┌─ Dataset content

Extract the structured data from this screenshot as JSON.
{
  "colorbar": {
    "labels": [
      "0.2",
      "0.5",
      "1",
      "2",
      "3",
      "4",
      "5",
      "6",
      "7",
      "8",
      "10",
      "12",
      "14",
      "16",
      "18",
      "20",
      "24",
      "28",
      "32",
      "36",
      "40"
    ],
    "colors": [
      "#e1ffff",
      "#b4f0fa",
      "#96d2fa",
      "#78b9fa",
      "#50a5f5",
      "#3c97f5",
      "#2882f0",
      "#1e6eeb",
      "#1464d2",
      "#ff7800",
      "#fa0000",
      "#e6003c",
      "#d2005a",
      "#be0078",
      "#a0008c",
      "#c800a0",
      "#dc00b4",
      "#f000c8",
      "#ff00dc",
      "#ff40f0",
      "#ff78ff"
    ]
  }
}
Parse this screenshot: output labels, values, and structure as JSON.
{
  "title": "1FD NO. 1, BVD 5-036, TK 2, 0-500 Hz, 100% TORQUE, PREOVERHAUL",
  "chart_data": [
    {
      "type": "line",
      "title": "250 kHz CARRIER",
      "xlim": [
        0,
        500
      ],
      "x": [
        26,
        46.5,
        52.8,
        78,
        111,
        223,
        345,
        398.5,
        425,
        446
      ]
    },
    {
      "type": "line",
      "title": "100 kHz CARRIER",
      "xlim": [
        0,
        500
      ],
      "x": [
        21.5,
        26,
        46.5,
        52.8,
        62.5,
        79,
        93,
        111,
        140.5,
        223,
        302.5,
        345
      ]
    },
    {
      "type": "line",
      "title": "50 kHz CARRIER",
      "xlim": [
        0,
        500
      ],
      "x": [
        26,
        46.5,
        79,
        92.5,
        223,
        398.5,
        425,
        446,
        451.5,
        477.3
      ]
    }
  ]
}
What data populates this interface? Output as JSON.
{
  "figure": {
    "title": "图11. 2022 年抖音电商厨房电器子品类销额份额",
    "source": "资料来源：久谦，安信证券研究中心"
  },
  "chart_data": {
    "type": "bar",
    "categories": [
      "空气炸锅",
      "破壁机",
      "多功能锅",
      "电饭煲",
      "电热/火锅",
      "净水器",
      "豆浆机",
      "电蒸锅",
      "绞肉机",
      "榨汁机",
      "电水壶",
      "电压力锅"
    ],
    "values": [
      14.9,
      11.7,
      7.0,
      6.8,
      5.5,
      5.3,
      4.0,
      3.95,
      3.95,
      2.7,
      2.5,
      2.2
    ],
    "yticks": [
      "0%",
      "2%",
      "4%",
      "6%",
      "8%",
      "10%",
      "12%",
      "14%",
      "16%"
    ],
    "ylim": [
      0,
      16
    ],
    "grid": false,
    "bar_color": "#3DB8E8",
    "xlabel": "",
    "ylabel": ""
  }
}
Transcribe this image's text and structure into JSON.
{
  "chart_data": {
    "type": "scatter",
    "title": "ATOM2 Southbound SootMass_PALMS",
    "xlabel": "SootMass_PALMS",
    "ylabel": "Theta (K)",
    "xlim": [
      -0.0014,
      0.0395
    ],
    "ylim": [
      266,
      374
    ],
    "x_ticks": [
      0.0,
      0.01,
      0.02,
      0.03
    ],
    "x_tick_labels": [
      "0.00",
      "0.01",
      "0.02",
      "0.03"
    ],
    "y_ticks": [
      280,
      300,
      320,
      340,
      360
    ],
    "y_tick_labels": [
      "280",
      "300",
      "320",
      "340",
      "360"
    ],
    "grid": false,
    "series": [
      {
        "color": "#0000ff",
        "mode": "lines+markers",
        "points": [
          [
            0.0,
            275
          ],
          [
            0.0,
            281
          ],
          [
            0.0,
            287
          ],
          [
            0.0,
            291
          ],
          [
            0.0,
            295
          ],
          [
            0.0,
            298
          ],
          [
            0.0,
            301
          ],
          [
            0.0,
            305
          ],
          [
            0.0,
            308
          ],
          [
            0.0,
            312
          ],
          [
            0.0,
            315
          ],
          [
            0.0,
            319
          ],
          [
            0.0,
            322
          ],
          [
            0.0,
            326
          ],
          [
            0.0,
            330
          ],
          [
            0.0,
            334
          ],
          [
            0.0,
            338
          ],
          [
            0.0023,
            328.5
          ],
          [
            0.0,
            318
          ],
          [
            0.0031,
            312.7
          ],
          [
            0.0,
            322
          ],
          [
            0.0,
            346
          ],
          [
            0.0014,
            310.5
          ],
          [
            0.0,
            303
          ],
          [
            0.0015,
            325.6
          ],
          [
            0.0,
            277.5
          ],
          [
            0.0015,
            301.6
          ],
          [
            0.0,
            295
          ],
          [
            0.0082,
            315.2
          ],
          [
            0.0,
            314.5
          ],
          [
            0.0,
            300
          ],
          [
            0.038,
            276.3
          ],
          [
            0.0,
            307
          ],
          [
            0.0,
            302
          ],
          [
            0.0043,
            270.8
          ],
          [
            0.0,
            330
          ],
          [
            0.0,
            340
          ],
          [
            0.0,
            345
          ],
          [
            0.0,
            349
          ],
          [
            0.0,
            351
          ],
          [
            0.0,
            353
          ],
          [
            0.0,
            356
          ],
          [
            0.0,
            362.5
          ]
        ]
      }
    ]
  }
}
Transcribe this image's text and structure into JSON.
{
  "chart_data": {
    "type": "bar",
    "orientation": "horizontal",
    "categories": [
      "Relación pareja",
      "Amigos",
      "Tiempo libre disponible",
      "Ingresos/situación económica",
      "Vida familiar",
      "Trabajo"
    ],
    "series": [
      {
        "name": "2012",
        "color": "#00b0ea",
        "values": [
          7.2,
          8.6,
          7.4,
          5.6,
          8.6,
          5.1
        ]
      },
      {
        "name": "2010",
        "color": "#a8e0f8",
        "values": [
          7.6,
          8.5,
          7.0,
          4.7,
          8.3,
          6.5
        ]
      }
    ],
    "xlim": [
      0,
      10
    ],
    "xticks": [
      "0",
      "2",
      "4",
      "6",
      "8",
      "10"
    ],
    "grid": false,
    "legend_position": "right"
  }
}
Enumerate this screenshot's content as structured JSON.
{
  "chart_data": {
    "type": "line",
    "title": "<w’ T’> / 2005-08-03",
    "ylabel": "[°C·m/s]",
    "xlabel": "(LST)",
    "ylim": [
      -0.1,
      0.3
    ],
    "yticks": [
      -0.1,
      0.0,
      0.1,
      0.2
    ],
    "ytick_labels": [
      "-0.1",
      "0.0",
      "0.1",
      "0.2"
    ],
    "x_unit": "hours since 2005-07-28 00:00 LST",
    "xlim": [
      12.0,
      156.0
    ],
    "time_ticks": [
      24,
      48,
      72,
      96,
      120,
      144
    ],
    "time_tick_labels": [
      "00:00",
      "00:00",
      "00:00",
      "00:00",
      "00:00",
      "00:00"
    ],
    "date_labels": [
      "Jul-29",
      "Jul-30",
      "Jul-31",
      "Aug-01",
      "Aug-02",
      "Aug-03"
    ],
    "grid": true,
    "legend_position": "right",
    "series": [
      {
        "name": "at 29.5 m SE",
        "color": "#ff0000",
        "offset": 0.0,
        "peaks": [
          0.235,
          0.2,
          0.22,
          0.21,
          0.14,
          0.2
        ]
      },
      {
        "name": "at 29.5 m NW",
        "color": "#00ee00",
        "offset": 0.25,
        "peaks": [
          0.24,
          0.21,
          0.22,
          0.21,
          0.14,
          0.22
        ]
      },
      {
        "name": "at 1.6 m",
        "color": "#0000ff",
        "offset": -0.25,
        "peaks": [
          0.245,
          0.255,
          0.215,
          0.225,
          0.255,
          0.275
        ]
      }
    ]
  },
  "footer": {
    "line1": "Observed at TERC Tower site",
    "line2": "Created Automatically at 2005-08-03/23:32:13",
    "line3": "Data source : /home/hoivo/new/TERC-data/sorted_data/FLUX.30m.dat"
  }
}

└─

Goal |
Filter the listing for the word "source" and copy every line that holds it.

Solved exercise |
    "source": "资料来源：久谦，安信证券研究中心"
    "line3": "Data source : /home/hoivo/new/TERC-data/sorted_data/FLUX.30m.dat"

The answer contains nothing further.